• [Exercise material]:
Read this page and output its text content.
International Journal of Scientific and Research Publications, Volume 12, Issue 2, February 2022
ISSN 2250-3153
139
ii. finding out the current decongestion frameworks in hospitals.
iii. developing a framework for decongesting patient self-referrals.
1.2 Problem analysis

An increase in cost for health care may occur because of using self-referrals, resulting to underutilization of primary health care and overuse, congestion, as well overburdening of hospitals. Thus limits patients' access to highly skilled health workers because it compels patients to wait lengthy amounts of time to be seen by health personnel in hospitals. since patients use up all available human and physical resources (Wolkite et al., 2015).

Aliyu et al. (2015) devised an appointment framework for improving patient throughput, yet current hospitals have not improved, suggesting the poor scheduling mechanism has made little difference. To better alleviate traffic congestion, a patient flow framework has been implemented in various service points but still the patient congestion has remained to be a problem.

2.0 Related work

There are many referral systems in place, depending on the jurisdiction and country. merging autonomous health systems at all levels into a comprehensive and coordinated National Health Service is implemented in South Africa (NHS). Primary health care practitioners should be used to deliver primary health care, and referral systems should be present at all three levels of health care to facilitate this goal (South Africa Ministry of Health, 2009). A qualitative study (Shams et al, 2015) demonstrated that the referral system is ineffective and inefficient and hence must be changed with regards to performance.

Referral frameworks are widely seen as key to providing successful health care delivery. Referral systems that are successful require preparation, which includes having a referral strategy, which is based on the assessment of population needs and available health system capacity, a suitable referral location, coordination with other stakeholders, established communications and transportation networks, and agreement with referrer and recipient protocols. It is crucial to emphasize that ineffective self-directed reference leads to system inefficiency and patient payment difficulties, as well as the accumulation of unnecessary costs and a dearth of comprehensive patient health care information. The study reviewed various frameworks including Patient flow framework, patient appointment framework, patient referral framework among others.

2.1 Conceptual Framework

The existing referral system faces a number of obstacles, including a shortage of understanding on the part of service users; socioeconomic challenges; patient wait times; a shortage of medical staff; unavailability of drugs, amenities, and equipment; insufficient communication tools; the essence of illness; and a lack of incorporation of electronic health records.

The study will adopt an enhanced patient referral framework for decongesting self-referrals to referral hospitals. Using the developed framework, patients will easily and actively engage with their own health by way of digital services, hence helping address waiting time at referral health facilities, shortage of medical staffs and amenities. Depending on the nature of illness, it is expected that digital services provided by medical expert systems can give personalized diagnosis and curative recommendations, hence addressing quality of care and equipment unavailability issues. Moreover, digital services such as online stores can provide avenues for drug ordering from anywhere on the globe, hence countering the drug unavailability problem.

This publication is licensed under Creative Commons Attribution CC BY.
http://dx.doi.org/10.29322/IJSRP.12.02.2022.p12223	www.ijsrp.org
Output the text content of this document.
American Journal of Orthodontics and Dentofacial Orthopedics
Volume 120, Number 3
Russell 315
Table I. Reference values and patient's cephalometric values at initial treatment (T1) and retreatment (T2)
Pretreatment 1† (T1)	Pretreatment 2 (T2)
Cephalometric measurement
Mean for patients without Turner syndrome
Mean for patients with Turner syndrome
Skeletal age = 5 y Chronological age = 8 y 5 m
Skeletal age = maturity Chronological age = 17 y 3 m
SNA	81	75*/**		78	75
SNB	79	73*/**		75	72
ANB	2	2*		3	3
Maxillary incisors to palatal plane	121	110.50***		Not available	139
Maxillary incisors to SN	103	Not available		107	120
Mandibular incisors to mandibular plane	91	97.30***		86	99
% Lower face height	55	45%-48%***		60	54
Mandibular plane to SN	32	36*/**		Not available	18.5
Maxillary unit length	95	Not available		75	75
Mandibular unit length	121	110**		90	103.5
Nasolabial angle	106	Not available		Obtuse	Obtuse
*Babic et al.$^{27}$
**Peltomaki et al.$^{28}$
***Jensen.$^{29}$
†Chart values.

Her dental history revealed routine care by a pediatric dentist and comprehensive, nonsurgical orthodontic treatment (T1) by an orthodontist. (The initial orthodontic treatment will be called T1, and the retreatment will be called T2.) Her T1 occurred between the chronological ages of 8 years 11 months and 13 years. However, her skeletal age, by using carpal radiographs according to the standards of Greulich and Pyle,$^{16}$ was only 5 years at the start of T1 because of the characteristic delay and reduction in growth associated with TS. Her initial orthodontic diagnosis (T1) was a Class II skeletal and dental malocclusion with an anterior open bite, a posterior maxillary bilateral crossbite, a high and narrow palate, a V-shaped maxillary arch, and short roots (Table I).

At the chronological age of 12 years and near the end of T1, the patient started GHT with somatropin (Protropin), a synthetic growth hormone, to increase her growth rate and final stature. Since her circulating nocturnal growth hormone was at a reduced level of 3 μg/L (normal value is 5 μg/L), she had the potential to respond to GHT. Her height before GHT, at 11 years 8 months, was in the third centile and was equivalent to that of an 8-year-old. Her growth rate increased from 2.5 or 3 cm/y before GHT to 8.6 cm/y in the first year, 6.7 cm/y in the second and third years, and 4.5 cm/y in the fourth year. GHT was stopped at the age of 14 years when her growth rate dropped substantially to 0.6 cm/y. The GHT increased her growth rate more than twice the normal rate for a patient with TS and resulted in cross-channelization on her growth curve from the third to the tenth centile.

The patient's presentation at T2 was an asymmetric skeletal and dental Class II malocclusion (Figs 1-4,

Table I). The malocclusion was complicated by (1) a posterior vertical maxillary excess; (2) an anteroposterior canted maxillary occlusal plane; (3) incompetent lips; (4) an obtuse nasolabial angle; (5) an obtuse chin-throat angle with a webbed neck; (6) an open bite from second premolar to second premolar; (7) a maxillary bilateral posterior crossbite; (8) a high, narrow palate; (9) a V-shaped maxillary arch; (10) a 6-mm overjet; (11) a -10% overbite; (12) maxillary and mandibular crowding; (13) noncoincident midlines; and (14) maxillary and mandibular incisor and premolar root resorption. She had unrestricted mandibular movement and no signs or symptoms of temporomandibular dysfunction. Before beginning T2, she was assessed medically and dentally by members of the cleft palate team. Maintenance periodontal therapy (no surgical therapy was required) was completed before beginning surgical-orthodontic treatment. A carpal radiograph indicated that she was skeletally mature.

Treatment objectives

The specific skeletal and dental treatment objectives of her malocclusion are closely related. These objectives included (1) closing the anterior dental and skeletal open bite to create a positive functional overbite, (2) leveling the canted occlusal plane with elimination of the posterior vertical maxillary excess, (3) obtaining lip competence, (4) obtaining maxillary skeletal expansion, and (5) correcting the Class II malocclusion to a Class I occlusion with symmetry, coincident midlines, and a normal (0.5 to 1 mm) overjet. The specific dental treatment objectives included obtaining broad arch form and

• [Exercise objective]: Show every line of the material that includes the string "values".

• [Reply]:
Table I. Reference values and patient's cephalometric values at initial treatment (T1) and retreatment (T2)
†Chart values.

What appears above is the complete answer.